■ **Written instruction**
Give the entries back exactly, dropping each image.

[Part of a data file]
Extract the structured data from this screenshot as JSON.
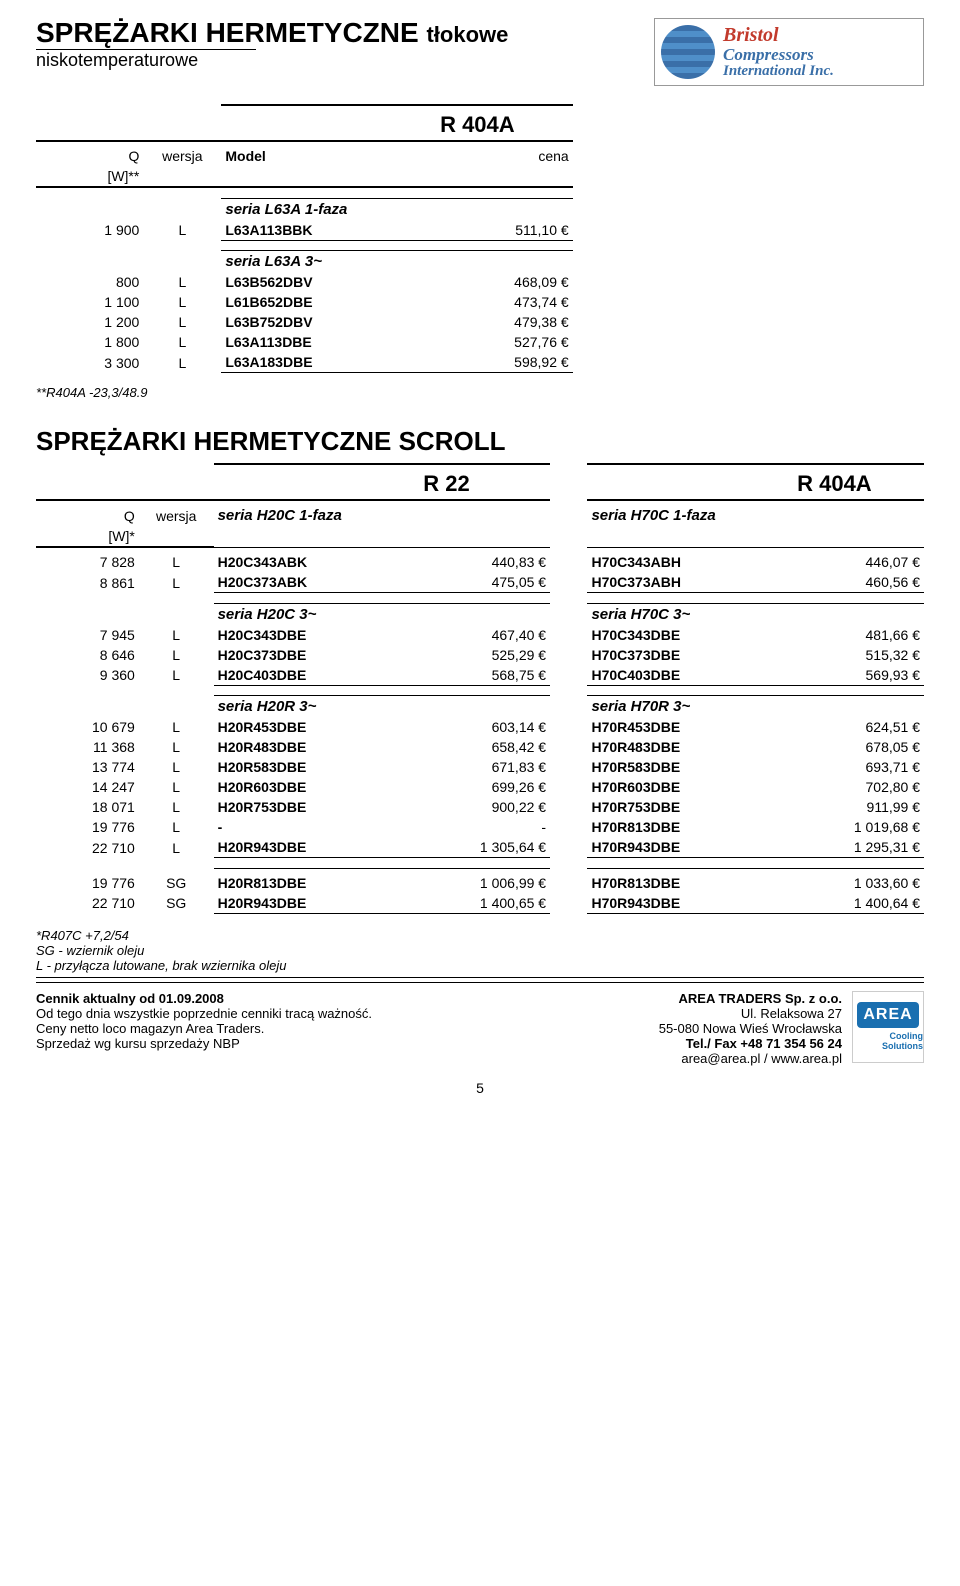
{
  "header": {
    "title_main": "SPRĘŻARKI HERMETYCZNE",
    "title_sub": "tłokowe",
    "subtitle": "niskotemperaturowe",
    "logo": {
      "l1": "Bristol",
      "l2": "Compressors",
      "l3": "International Inc."
    }
  },
  "top_table": {
    "refrig": "R 404A",
    "col_q": "Q",
    "col_w": "[W]**",
    "col_ver": "wersja",
    "col_model": "Model",
    "col_price": "cena",
    "sec1_label": "seria L63A 1-faza",
    "sec1_rows": [
      {
        "q": "1 900",
        "v": "L",
        "m": "L63A113BBK",
        "p": "511,10 €"
      }
    ],
    "sec2_label": "seria L63A 3~",
    "sec2_rows": [
      {
        "q": "800",
        "v": "L",
        "m": "L63B562DBV",
        "p": "468,09 €"
      },
      {
        "q": "1 100",
        "v": "L",
        "m": "L61B652DBE",
        "p": "473,74 €"
      },
      {
        "q": "1 200",
        "v": "L",
        "m": "L63B752DBV",
        "p": "479,38 €"
      },
      {
        "q": "1 800",
        "v": "L",
        "m": "L63A113DBE",
        "p": "527,76 €"
      },
      {
        "q": "3 300",
        "v": "L",
        "m": "L63A183DBE",
        "p": "598,92 €"
      }
    ],
    "footnote": "**R404A -23,3/48.9"
  },
  "scroll": {
    "title": "SPRĘŻARKI HERMETYCZNE SCROLL",
    "refrig_left": "R 22",
    "refrig_right": "R 404A",
    "col_q": "Q",
    "col_w": "[W]*",
    "col_ver": "wersja",
    "h20c1_label": "seria H20C 1-faza",
    "h70c1_label": "seria H70C 1-faza",
    "h20c1_rows": [
      {
        "q": "7 828",
        "v": "L",
        "m1": "H20C343ABK",
        "p1": "440,83 €",
        "m2": "H70C343ABH",
        "p2": "446,07 €"
      },
      {
        "q": "8 861",
        "v": "L",
        "m1": "H20C373ABK",
        "p1": "475,05 €",
        "m2": "H70C373ABH",
        "p2": "460,56 €"
      }
    ],
    "h20c3_label": "seria H20C 3~",
    "h70c3_label": "seria H70C 3~",
    "h20c3_rows": [
      {
        "q": "7 945",
        "v": "L",
        "m1": "H20C343DBE",
        "p1": "467,40 €",
        "m2": "H70C343DBE",
        "p2": "481,66 €"
      },
      {
        "q": "8 646",
        "v": "L",
        "m1": "H20C373DBE",
        "p1": "525,29 €",
        "m2": "H70C373DBE",
        "p2": "515,32 €"
      },
      {
        "q": "9 360",
        "v": "L",
        "m1": "H20C403DBE",
        "p1": "568,75 €",
        "m2": "H70C403DBE",
        "p2": "569,93 €"
      }
    ],
    "h20r3_label": "seria H20R 3~",
    "h70r3_label": "seria H70R 3~",
    "h20r3_rows": [
      {
        "q": "10 679",
        "v": "L",
        "m1": "H20R453DBE",
        "p1": "603,14 €",
        "m2": "H70R453DBE",
        "p2": "624,51 €"
      },
      {
        "q": "11 368",
        "v": "L",
        "m1": "H20R483DBE",
        "p1": "658,42 €",
        "m2": "H70R483DBE",
        "p2": "678,05 €"
      },
      {
        "q": "13 774",
        "v": "L",
        "m1": "H20R583DBE",
        "p1": "671,83 €",
        "m2": "H70R583DBE",
        "p2": "693,71 €"
      },
      {
        "q": "14 247",
        "v": "L",
        "m1": "H20R603DBE",
        "p1": "699,26 €",
        "m2": "H70R603DBE",
        "p2": "702,80 €"
      },
      {
        "q": "18 071",
        "v": "L",
        "m1": "H20R753DBE",
        "p1": "900,22 €",
        "m2": "H70R753DBE",
        "p2": "911,99 €"
      },
      {
        "q": "19 776",
        "v": "L",
        "m1": "-",
        "p1": "-",
        "m2": "H70R813DBE",
        "p2": "1 019,68 €"
      },
      {
        "q": "22 710",
        "v": "L",
        "m1": "H20R943DBE",
        "p1": "1 305,64 €",
        "m2": "H70R943DBE",
        "p2": "1 295,31 €"
      }
    ],
    "sg_rows": [
      {
        "q": "19 776",
        "v": "SG",
        "m1": "H20R813DBE",
        "p1": "1 006,99 €",
        "m2": "H70R813DBE",
        "p2": "1 033,60 €"
      },
      {
        "q": "22 710",
        "v": "SG",
        "m1": "H20R943DBE",
        "p1": "1 400,65 €",
        "m2": "H70R943DBE",
        "p2": "1 400,64 €"
      }
    ],
    "footnotes": [
      "*R407C +7,2/54",
      "SG - wziernik oleju",
      "L - przyłącza lutowane, brak wziernika oleju"
    ]
  },
  "footer": {
    "left": [
      "Cennik aktualny od 01.09.2008",
      "Od tego dnia wszystkie poprzednie cenniki tracą ważność.",
      "Ceny netto loco magazyn Area Traders.",
      "Sprzedaż wg kursu sprzedaży NBP"
    ],
    "right_title": "AREA TRADERS Sp. z o.o.",
    "right": [
      "Ul. Relaksowa 27",
      "55-080 Nowa Wieś Wrocławska",
      "Tel./ Fax +48 71 354 56 24",
      "area@area.pl / www.area.pl"
    ],
    "area_logo_top": "AREA",
    "area_logo_bot": "Cooling Solutions",
    "page": "5"
  }
}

■ **Task response**
Extract the structured data from this screenshot as JSON.
{
  "header": {
    "title_main": "SPRĘŻARKI HERMETYCZNE",
    "title_sub": "tłokowe",
    "subtitle": "niskotemperaturowe",
    "logo": {
      "l1": "Bristol",
      "l2": "Compressors",
      "l3": "International Inc."
    }
  },
  "top_table": {
    "refrig": "R 404A",
    "col_q": "Q",
    "col_w": "[W]**",
    "col_ver": "wersja",
    "col_model": "Model",
    "col_price": "cena",
    "sec1_label": "seria L63A 1-faza",
    "sec1_rows": [
      {
        "q": "1 900",
        "v": "L",
        "m": "L63A113BBK",
        "p": "511,10 €"
      }
    ],
    "sec2_label": "seria L63A 3~",
    "sec2_rows": [
      {
        "q": "800",
        "v": "L",
        "m": "L63B562DBV",
        "p": "468,09 €"
      },
      {
        "q": "1 100",
        "v": "L",
        "m": "L61B652DBE",
        "p": "473,74 €"
      },
      {
        "q": "1 200",
        "v": "L",
        "m": "L63B752DBV",
        "p": "479,38 €"
      },
      {
        "q": "1 800",
        "v": "L",
        "m": "L63A113DBE",
        "p": "527,76 €"
      },
      {
        "q": "3 300",
        "v": "L",
        "m": "L63A183DBE",
        "p": "598,92 €"
      }
    ],
    "footnote": "**R404A -23,3/48.9"
  },
  "scroll": {
    "title": "SPRĘŻARKI HERMETYCZNE SCROLL",
    "refrig_left": "R 22",
    "refrig_right": "R 404A",
    "col_q": "Q",
    "col_w": "[W]*",
    "col_ver": "wersja",
    "h20c1_label": "seria H20C 1-faza",
    "h70c1_label": "seria H70C 1-faza",
    "h20c1_rows": [
      {
        "q": "7 828",
        "v": "L",
        "m1": "H20C343ABK",
        "p1": "440,83 €",
        "m2": "H70C343ABH",
        "p2": "446,07 €"
      },
      {
        "q": "8 861",
        "v": "L",
        "m1": "H20C373ABK",
        "p1": "475,05 €",
        "m2": "H70C373ABH",
        "p2": "460,56 €"
      }
    ],
    "h20c3_label": "seria H20C 3~",
    "h70c3_label": "seria H70C 3~",
    "h20c3_rows": [
      {
        "q": "7 945",
        "v": "L",
        "m1": "H20C343DBE",
        "p1": "467,40 €",
        "m2": "H70C343DBE",
        "p2": "481,66 €"
      },
      {
        "q": "8 646",
        "v": "L",
        "m1": "H20C373DBE",
        "p1": "525,29 €",
        "m2": "H70C373DBE",
        "p2": "515,32 €"
      },
      {
        "q": "9 360",
        "v": "L",
        "m1": "H20C403DBE",
        "p1": "568,75 €",
        "m2": "H70C403DBE",
        "p2": "569,93 €"
      }
    ],
    "h20r3_label": "seria H20R 3~",
    "h70r3_label": "seria H70R 3~",
    "h20r3_rows": [
      {
        "q": "10 679",
        "v": "L",
        "m1": "H20R453DBE",
        "p1": "603,14 €",
        "m2": "H70R453DBE",
        "p2": "624,51 €"
      },
      {
        "q": "11 368",
        "v": "L",
        "m1": "H20R483DBE",
        "p1": "658,42 €",
        "m2": "H70R483DBE",
        "p2": "678,05 €"
      },
      {
        "q": "13 774",
        "v": "L",
        "m1": "H20R583DBE",
        "p1": "671,83 €",
        "m2": "H70R583DBE",
        "p2": "693,71 €"
      },
      {
        "q": "14 247",
        "v": "L",
        "m1": "H20R603DBE",
        "p1": "699,26 €",
        "m2": "H70R603DBE",
        "p2": "702,80 €"
      },
      {
        "q": "18 071",
        "v": "L",
        "m1": "H20R753DBE",
        "p1": "900,22 €",
        "m2": "H70R753DBE",
        "p2": "911,99 €"
      },
      {
        "q": "19 776",
        "v": "L",
        "m1": "-",
        "p1": "-",
        "m2": "H70R813DBE",
        "p2": "1 019,68 €"
      },
      {
        "q": "22 710",
        "v": "L",
        "m1": "H20R943DBE",
        "p1": "1 305,64 €",
        "m2": "H70R943DBE",
        "p2": "1 295,31 €"
      }
    ],
    "sg_rows": [
      {
        "q": "19 776",
        "v": "SG",
        "m1": "H20R813DBE",
        "p1": "1 006,99 €",
        "m2": "H70R813DBE",
        "p2": "1 033,60 €"
      },
      {
        "q": "22 710",
        "v": "SG",
        "m1": "H20R943DBE",
        "p1": "1 400,65 €",
        "m2": "H70R943DBE",
        "p2": "1 400,64 €"
      }
    ],
    "footnotes": [
      "*R407C +7,2/54",
      "SG - wziernik oleju",
      "L - przyłącza lutowane, brak wziernika oleju"
    ]
  },
  "footer": {
    "left": [
      "Cennik aktualny od 01.09.2008",
      "Od tego dnia wszystkie poprzednie cenniki tracą ważność.",
      "Ceny netto loco magazyn Area Traders.",
      "Sprzedaż wg kursu sprzedaży NBP"
    ],
    "right_title": "AREA TRADERS Sp. z o.o.",
    "right": [
      "Ul. Relaksowa 27",
      "55-080 Nowa Wieś Wrocławska",
      "Tel./ Fax +48 71 354 56 24",
      "area@area.pl / www.area.pl"
    ],
    "area_logo_top": "AREA",
    "area_logo_bot": "Cooling Solutions",
    "page": "5"
  }
}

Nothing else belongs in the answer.